SHORT PROBLEM:
Print all the records exactly, please.

INPUT MATERIAL:
====================

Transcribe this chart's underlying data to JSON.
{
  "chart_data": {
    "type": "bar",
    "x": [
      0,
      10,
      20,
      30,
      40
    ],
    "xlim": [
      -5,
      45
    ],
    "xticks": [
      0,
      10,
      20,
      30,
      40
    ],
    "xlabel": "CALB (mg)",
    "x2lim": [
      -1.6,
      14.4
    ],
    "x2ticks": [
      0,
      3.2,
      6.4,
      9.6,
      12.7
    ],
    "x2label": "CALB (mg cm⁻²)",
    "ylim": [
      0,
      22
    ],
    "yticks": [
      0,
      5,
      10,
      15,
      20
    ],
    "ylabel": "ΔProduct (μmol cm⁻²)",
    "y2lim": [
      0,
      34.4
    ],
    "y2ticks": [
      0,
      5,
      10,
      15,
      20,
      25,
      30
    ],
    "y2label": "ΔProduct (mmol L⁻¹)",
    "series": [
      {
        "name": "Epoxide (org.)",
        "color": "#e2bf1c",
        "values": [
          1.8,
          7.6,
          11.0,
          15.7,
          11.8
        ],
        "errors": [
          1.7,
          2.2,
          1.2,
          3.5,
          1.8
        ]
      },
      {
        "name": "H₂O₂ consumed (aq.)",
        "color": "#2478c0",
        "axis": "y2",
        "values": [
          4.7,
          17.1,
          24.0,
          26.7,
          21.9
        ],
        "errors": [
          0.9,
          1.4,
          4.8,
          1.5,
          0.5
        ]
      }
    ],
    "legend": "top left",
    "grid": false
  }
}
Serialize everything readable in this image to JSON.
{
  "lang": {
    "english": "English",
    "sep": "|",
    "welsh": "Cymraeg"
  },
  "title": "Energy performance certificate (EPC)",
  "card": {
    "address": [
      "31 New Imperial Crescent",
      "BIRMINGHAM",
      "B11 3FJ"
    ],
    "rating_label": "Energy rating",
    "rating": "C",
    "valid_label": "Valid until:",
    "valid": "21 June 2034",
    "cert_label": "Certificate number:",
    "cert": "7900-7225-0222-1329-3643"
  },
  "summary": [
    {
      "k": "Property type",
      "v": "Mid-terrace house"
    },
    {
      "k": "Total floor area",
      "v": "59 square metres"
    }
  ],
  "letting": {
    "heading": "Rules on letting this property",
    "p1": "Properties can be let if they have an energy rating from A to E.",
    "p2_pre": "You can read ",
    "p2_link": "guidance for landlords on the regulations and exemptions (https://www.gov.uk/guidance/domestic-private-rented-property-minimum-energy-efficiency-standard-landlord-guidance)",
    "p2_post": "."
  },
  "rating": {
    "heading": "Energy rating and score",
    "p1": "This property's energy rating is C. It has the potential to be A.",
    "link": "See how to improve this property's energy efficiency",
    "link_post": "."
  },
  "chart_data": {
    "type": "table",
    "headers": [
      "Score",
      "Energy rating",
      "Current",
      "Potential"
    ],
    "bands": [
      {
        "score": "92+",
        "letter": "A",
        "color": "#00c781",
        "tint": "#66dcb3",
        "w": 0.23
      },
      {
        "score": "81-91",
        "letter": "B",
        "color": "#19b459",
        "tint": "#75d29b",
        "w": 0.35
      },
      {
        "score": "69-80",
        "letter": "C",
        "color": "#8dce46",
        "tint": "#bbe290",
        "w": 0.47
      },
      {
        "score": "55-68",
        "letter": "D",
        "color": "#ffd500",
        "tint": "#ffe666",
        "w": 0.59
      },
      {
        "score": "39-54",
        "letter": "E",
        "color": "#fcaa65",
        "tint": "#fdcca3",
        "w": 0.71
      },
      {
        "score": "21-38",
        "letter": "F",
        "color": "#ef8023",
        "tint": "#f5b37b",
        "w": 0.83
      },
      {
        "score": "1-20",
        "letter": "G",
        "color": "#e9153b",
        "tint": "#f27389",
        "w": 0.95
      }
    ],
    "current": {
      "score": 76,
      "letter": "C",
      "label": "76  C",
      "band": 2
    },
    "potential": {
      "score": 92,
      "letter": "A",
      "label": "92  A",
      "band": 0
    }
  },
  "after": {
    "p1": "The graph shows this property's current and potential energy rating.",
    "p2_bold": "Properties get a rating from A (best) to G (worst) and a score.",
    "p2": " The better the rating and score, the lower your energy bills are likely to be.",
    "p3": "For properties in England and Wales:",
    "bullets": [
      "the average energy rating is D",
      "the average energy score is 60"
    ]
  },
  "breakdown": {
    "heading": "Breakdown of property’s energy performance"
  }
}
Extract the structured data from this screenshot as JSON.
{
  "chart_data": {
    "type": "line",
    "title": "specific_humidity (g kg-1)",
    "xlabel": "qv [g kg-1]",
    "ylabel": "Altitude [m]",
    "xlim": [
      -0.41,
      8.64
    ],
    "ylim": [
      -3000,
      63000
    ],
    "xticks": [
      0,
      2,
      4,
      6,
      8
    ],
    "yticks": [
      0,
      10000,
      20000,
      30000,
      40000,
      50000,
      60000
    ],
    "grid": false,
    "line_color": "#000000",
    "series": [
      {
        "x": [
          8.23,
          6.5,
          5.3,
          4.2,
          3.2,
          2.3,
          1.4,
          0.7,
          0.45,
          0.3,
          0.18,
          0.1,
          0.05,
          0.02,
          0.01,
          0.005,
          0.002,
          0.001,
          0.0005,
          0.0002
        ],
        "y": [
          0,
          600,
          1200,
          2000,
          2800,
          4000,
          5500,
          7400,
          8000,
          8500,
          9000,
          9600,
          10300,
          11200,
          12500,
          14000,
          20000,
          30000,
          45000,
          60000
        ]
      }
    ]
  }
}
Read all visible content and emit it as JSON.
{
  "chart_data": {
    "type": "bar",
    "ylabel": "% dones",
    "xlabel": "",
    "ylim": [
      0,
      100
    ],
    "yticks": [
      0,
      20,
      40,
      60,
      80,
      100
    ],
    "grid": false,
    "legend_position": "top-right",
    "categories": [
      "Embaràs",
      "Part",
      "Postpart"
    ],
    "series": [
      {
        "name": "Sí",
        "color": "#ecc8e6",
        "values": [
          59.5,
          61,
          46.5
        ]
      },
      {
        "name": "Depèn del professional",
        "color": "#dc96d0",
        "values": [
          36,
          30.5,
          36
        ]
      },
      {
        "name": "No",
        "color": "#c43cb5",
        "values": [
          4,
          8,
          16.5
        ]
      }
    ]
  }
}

====================

REPLY TO THE EXERCISE:
Transcribe this chart's underlying data to JSON.
{
  "chart_data": {
    "type": "bar",
    "x": [
      0,
      10,
      20,
      30,
      40
    ],
    "xlim": [
      -5,
      45
    ],
    "xticks": [
      0,
      10,
      20,
      30,
      40
    ],
    "xlabel": "CALB (mg)",
    "x2lim": [
      -1.6,
      14.4
    ],
    "x2ticks": [
      0,
      3.2,
      6.4,
      9.6,
      12.7
    ],
    "x2label": "CALB (mg cm⁻²)",
    "ylim": [
      0,
      22
    ],
    "yticks": [
      0,
      5,
      10,
      15,
      20
    ],
    "ylabel": "ΔProduct (μmol cm⁻²)",
    "y2lim": [
      0,
      34.4
    ],
    "y2ticks": [
      0,
      5,
      10,
      15,
      20,
      25,
      30
    ],
    "y2label": "ΔProduct (mmol L⁻¹)",
    "series": [
      {
        "name": "Epoxide (org.)",
        "color": "#e2bf1c",
        "values": [
          1.8,
          7.6,
          11.0,
          15.7,
          11.8
        ],
        "errors": [
          1.7,
          2.2,
          1.2,
          3.5,
          1.8
        ]
      },
      {
        "name": "H₂O₂ consumed (aq.)",
        "color": "#2478c0",
        "axis": "y2",
        "values": [
          4.7,
          17.1,
          24.0,
          26.7,
          21.9
        ],
        "errors": [
          0.9,
          1.4,
          4.8,
          1.5,
          0.5
        ]
      }
    ],
    "legend": "top left",
    "grid": false
  }
}
Serialize everything readable in this image to JSON.
{
  "lang": {
    "english": "English",
    "sep": "|",
    "welsh": "Cymraeg"
  },
  "title": "Energy performance certificate (EPC)",
  "card": {
    "address": [
      "31 New Imperial Crescent",
      "BIRMINGHAM",
      "B11 3FJ"
    ],
    "rating_label": "Energy rating",
    "rating": "C",
    "valid_label": "Valid until:",
    "valid": "21 June 2034",
    "cert_label": "Certificate number:",
    "cert": "7900-7225-0222-1329-3643"
  },
  "summary": [
    {
      "k": "Property type",
      "v": "Mid-terrace house"
    },
    {
      "k": "Total floor area",
      "v": "59 square metres"
    }
  ],
  "letting": {
    "heading": "Rules on letting this property",
    "p1": "Properties can be let if they have an energy rating from A to E.",
    "p2_pre": "You can read ",
    "p2_link": "guidance for landlords on the regulations and exemptions (https://www.gov.uk/guidance/domestic-private-rented-property-minimum-energy-efficiency-standard-landlord-guidance)",
    "p2_post": "."
  },
  "rating": {
    "heading": "Energy rating and score",
    "p1": "This property's energy rating is C. It has the potential to be A.",
    "link": "See how to improve this property's energy efficiency",
    "link_post": "."
  },
  "chart_data": {
    "type": "table",
    "headers": [
      "Score",
      "Energy rating",
      "Current",
      "Potential"
    ],
    "bands": [
      {
        "score": "92+",
        "letter": "A",
        "color": "#00c781",
        "tint": "#66dcb3",
        "w": 0.23
      },
      {
        "score": "81-91",
        "letter": "B",
        "color": "#19b459",
        "tint": "#75d29b",
        "w": 0.35
      },
      {
        "score": "69-80",
        "letter": "C",
        "color": "#8dce46",
        "tint": "#bbe290",
        "w": 0.47
      },
      {
        "score": "55-68",
        "letter": "D",
        "color": "#ffd500",
        "tint": "#ffe666",
        "w": 0.59
      },
      {
        "score": "39-54",
        "letter": "E",
        "color": "#fcaa65",
        "tint": "#fdcca3",
        "w": 0.71
      },
      {
        "score": "21-38",
        "letter": "F",
        "color": "#ef8023",
        "tint": "#f5b37b",
        "w": 0.83
      },
      {
        "score": "1-20",
        "letter": "G",
        "color": "#e9153b",
        "tint": "#f27389",
        "w": 0.95
      }
    ],
    "current": {
      "score": 76,
      "letter": "C",
      "label": "76  C",
      "band": 2
    },
    "potential": {
      "score": 92,
      "letter": "A",
      "label": "92  A",
      "band": 0
    }
  },
  "after": {
    "p1": "The graph shows this property's current and potential energy rating.",
    "p2_bold": "Properties get a rating from A (best) to G (worst) and a score.",
    "p2": " The better the rating and score, the lower your energy bills are likely to be.",
    "p3": "For properties in England and Wales:",
    "bullets": [
      "the average energy rating is D",
      "the average energy score is 60"
    ]
  },
  "breakdown": {
    "heading": "Breakdown of property’s energy performance"
  }
}
Extract the structured data from this screenshot as JSON.
{
  "chart_data": {
    "type": "line",
    "title": "specific_humidity (g kg-1)",
    "xlabel": "qv [g kg-1]",
    "ylabel": "Altitude [m]",
    "xlim": [
      -0.41,
      8.64
    ],
    "ylim": [
      -3000,
      63000
    ],
    "xticks": [
      0,
      2,
      4,
      6,
      8
    ],
    "yticks": [
      0,
      10000,
      20000,
      30000,
      40000,
      50000,
      60000
    ],
    "grid": false,
    "line_color": "#000000",
    "series": [
      {
        "x": [
          8.23,
          6.5,
          5.3,
          4.2,
          3.2,
          2.3,
          1.4,
          0.7,
          0.45,
          0.3,
          0.18,
          0.1,
          0.05,
          0.02,
          0.01,
          0.005,
          0.002,
          0.001,
          0.0005,
          0.0002
        ],
        "y": [
          0,
          600,
          1200,
          2000,
          2800,
          4000,
          5500,
          7400,
          8000,
          8500,
          9000,
          9600,
          10300,
          11200,
          12500,
          14000,
          20000,
          30000,
          45000,
          60000
        ]
      }
    ]
  }
}
Read all visible content and emit it as JSON.
{
  "chart_data": {
    "type": "bar",
    "ylabel": "% dones",
    "xlabel": "",
    "ylim": [
      0,
      100
    ],
    "yticks": [
      0,
      20,
      40,
      60,
      80,
      100
    ],
    "grid": false,
    "legend_position": "top-right",
    "categories": [
      "Embaràs",
      "Part",
      "Postpart"
    ],
    "series": [
      {
        "name": "Sí",
        "color": "#ecc8e6",
        "values": [
          59.5,
          61,
          46.5
        ]
      },
      {
        "name": "Depèn del professional",
        "color": "#dc96d0",
        "values": [
          36,
          30.5,
          36
        ]
      },
      {
        "name": "No",
        "color": "#c43cb5",
        "values": [
          4,
          8,
          16.5
        ]
      }
    ]
  }
}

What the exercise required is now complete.